**Exercise description**
Transcribe each record below word for word.

**Items**

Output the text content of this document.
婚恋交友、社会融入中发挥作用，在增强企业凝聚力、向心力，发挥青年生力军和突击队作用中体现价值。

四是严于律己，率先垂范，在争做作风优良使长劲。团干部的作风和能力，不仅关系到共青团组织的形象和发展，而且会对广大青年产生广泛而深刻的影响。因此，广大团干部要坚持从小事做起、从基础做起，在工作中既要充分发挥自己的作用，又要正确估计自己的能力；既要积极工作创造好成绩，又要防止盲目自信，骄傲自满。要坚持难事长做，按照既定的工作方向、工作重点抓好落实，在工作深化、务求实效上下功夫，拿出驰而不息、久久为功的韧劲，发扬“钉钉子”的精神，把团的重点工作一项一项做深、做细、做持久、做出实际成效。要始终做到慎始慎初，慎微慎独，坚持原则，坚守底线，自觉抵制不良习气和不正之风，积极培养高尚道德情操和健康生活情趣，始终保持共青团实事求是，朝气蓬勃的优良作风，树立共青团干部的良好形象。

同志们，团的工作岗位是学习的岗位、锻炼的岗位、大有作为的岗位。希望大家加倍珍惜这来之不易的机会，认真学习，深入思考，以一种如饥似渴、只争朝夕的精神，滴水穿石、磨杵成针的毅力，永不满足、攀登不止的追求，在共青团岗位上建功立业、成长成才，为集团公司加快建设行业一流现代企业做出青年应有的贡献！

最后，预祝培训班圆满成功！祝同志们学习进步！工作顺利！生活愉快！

**Task solution**
Output the text content of this document.
婚恋交友、社会融入中发挥作用，在增强企业凝聚力、向心力，发挥青年生力军和突击队作用中体现价值。

四是严于律己，率先垂范，在争做作风优良使长劲。团干部的作风和能力，不仅关系到共青团组织的形象和发展，而且会对广大青年产生广泛而深刻的影响。因此，广大团干部要坚持从小事做起、从基础做起，在工作中既要充分发挥自己的作用，又要正确估计自己的能力；既要积极工作创造好成绩，又要防止盲目自信，骄傲自满。要坚持难事长做，按照既定的工作方向、工作重点抓好落实，在工作深化、务求实效上下功夫，拿出驰而不息、久久为功的韧劲，发扬“钉钉子”的精神，把团的重点工作一项一项做深、做细、做持久、做出实际成效。要始终做到慎始慎初，慎微慎独，坚持原则，坚守底线，自觉抵制不良习气和不正之风，积极培养高尚道德情操和健康生活情趣，始终保持共青团实事求是，朝气蓬勃的优良作风，树立共青团干部的良好形象。

同志们，团的工作岗位是学习的岗位、锻炼的岗位、大有作为的岗位。希望大家加倍珍惜这来之不易的机会，认真学习，深入思考，以一种如饥似渴、只争朝夕的精神，滴水穿石、磨杵成针的毅力，永不满足、攀登不止的追求，在共青团岗位上建功立业、成长成才，为集团公司加快建设行业一流现代企业做出青年应有的贡献！

最后，预祝培训班圆满成功！祝同志们学习进步！工作顺利！生活愉快！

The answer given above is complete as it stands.